** START Input **
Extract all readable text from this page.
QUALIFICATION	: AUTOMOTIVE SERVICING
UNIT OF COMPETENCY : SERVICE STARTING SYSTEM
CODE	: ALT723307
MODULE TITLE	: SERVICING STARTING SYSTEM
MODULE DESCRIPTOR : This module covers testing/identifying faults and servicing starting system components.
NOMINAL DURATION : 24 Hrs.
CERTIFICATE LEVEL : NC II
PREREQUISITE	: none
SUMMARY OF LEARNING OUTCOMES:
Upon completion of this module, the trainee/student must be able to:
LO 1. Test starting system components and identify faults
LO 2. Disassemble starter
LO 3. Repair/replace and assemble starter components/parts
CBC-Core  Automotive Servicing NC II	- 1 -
** END Input **
> [Problem details] Which lines of the data above contain "faults"? Copy each one.

> [The completed task]
MODULE DESCRIPTOR : This module covers testing/identifying faults and servicing starting system components.
LO 1. Test starting system components and identify faults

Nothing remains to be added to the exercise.